**Set task**
Each line that follows should be printed again exactly as it stands.

<<<<

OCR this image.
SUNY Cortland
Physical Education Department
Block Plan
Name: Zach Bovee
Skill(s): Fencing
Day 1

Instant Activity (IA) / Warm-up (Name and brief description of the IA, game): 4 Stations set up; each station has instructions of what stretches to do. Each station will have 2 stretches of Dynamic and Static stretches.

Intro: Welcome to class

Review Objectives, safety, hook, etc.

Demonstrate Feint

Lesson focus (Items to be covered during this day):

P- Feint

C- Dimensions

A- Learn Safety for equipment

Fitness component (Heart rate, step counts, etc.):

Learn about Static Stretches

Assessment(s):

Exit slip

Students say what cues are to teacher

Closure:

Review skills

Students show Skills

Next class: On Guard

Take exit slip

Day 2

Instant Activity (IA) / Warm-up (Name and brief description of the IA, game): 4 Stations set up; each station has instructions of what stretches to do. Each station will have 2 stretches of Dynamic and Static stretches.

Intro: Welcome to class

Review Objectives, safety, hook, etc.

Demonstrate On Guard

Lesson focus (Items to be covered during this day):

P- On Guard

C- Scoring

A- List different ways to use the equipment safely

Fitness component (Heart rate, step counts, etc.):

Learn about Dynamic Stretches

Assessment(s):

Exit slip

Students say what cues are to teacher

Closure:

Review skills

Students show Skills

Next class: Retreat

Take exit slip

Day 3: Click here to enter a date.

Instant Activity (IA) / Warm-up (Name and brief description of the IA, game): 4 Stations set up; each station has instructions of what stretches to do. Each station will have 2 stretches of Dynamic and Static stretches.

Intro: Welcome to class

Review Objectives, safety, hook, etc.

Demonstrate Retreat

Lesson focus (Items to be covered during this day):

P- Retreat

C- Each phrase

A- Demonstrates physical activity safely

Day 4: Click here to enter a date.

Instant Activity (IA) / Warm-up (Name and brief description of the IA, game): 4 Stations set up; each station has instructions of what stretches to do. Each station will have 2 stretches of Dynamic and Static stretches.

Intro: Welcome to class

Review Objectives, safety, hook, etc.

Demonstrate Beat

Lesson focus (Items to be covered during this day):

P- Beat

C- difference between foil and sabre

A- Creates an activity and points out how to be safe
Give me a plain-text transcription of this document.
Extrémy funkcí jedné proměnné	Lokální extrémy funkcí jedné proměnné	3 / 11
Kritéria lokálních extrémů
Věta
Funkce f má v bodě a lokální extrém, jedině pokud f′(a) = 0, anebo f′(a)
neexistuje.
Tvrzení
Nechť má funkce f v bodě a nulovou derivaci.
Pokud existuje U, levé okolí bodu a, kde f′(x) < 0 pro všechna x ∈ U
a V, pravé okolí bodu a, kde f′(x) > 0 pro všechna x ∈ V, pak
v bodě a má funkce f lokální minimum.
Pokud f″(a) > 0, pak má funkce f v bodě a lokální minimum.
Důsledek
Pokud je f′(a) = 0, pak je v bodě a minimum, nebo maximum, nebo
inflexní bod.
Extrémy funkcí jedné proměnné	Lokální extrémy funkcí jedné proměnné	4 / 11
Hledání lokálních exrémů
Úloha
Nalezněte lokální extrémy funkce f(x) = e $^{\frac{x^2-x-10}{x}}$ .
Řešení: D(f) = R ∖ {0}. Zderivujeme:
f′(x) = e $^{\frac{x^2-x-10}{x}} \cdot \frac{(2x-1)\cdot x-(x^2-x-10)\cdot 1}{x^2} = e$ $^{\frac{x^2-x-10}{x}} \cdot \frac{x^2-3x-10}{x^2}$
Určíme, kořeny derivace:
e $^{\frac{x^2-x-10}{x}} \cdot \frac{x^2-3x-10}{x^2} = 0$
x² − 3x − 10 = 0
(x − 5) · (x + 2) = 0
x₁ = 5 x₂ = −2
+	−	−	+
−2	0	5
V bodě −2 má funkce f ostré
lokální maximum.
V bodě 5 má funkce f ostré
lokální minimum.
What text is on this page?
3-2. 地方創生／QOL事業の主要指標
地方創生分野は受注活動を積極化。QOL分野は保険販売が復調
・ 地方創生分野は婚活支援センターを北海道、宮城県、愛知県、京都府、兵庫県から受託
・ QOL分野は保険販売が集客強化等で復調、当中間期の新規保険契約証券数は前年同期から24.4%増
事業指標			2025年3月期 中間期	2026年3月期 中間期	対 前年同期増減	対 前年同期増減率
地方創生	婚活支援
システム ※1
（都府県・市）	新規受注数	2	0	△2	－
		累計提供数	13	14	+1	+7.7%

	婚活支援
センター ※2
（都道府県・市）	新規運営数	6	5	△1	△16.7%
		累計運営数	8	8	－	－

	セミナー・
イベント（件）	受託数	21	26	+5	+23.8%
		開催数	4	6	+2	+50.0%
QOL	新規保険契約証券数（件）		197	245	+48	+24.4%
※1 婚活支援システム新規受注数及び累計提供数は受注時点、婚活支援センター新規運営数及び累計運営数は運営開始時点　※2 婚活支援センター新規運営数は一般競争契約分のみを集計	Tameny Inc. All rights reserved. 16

>>>>

**Solution to the exercise**
OCR this image.
SUNY Cortland
Physical Education Department
Block Plan
Name: Zach Bovee
Skill(s): Fencing
Day 1

Instant Activity (IA) / Warm-up (Name and brief description of the IA, game): 4 Stations set up; each station has instructions of what stretches to do. Each station will have 2 stretches of Dynamic and Static stretches.

Intro: Welcome to class

Review Objectives, safety, hook, etc.

Demonstrate Feint

Lesson focus (Items to be covered during this day):

P- Feint

C- Dimensions

A- Learn Safety for equipment

Fitness component (Heart rate, step counts, etc.):

Learn about Static Stretches

Assessment(s):

Exit slip

Students say what cues are to teacher

Closure:

Review skills

Students show Skills

Next class: On Guard

Take exit slip

Day 2

Instant Activity (IA) / Warm-up (Name and brief description of the IA, game): 4 Stations set up; each station has instructions of what stretches to do. Each station will have 2 stretches of Dynamic and Static stretches.

Intro: Welcome to class

Review Objectives, safety, hook, etc.

Demonstrate On Guard

Lesson focus (Items to be covered during this day):

P- On Guard

C- Scoring

A- List different ways to use the equipment safely

Fitness component (Heart rate, step counts, etc.):

Learn about Dynamic Stretches

Assessment(s):

Exit slip

Students say what cues are to teacher

Closure:

Review skills

Students show Skills

Next class: Retreat

Take exit slip

Day 3: Click here to enter a date.

Instant Activity (IA) / Warm-up (Name and brief description of the IA, game): 4 Stations set up; each station has instructions of what stretches to do. Each station will have 2 stretches of Dynamic and Static stretches.

Intro: Welcome to class

Review Objectives, safety, hook, etc.

Demonstrate Retreat

Lesson focus (Items to be covered during this day):

P- Retreat

C- Each phrase

A- Demonstrates physical activity safely

Day 4: Click here to enter a date.

Instant Activity (IA) / Warm-up (Name and brief description of the IA, game): 4 Stations set up; each station has instructions of what stretches to do. Each station will have 2 stretches of Dynamic and Static stretches.

Intro: Welcome to class

Review Objectives, safety, hook, etc.

Demonstrate Beat

Lesson focus (Items to be covered during this day):

P- Beat

C- difference between foil and sabre

A- Creates an activity and points out how to be safe
Give me a plain-text transcription of this document.
Extrémy funkcí jedné proměnné	Lokální extrémy funkcí jedné proměnné	3 / 11
Kritéria lokálních extrémů
Věta
Funkce f má v bodě a lokální extrém, jedině pokud f′(a) = 0, anebo f′(a)
neexistuje.
Tvrzení
Nechť má funkce f v bodě a nulovou derivaci.
Pokud existuje U, levé okolí bodu a, kde f′(x) < 0 pro všechna x ∈ U
a V, pravé okolí bodu a, kde f′(x) > 0 pro všechna x ∈ V, pak
v bodě a má funkce f lokální minimum.
Pokud f″(a) > 0, pak má funkce f v bodě a lokální minimum.
Důsledek
Pokud je f′(a) = 0, pak je v bodě a minimum, nebo maximum, nebo
inflexní bod.
Extrémy funkcí jedné proměnné	Lokální extrémy funkcí jedné proměnné	4 / 11
Hledání lokálních exrémů
Úloha
Nalezněte lokální extrémy funkce f(x) = e $^{\frac{x^2-x-10}{x}}$ .
Řešení: D(f) = R ∖ {0}. Zderivujeme:
f′(x) = e $^{\frac{x^2-x-10}{x}} \cdot \frac{(2x-1)\cdot x-(x^2-x-10)\cdot 1}{x^2} = e$ $^{\frac{x^2-x-10}{x}} \cdot \frac{x^2-3x-10}{x^2}$
Určíme, kořeny derivace:
e $^{\frac{x^2-x-10}{x}} \cdot \frac{x^2-3x-10}{x^2} = 0$
x² − 3x − 10 = 0
(x − 5) · (x + 2) = 0
x₁ = 5 x₂ = −2
+	−	−	+
−2	0	5
V bodě −2 má funkce f ostré
lokální maximum.
V bodě 5 má funkce f ostré
lokální minimum.
What text is on this page?
3-2. 地方創生／QOL事業の主要指標
地方創生分野は受注活動を積極化。QOL分野は保険販売が復調
・ 地方創生分野は婚活支援センターを北海道、宮城県、愛知県、京都府、兵庫県から受託
・ QOL分野は保険販売が集客強化等で復調、当中間期の新規保険契約証券数は前年同期から24.4%増
事業指標			2025年3月期 中間期	2026年3月期 中間期	対 前年同期増減	対 前年同期増減率
地方創生	婚活支援
システム ※1
（都府県・市）	新規受注数	2	0	△2	－
		累計提供数	13	14	+1	+7.7%

	婚活支援
センター ※2
（都道府県・市）	新規運営数	6	5	△1	△16.7%
		累計運営数	8	8	－	－

	セミナー・
イベント（件）	受託数	21	26	+5	+23.8%
		開催数	4	6	+2	+50.0%
QOL	新規保険契約証券数（件）		197	245	+48	+24.4%
※1 婚活支援システム新規受注数及び累計提供数は受注時点、婚活支援センター新規運営数及び累計運営数は運営開始時点　※2 婚活支援センター新規運営数は一般競争契約分のみを集計	Tameny Inc. All rights reserved. 16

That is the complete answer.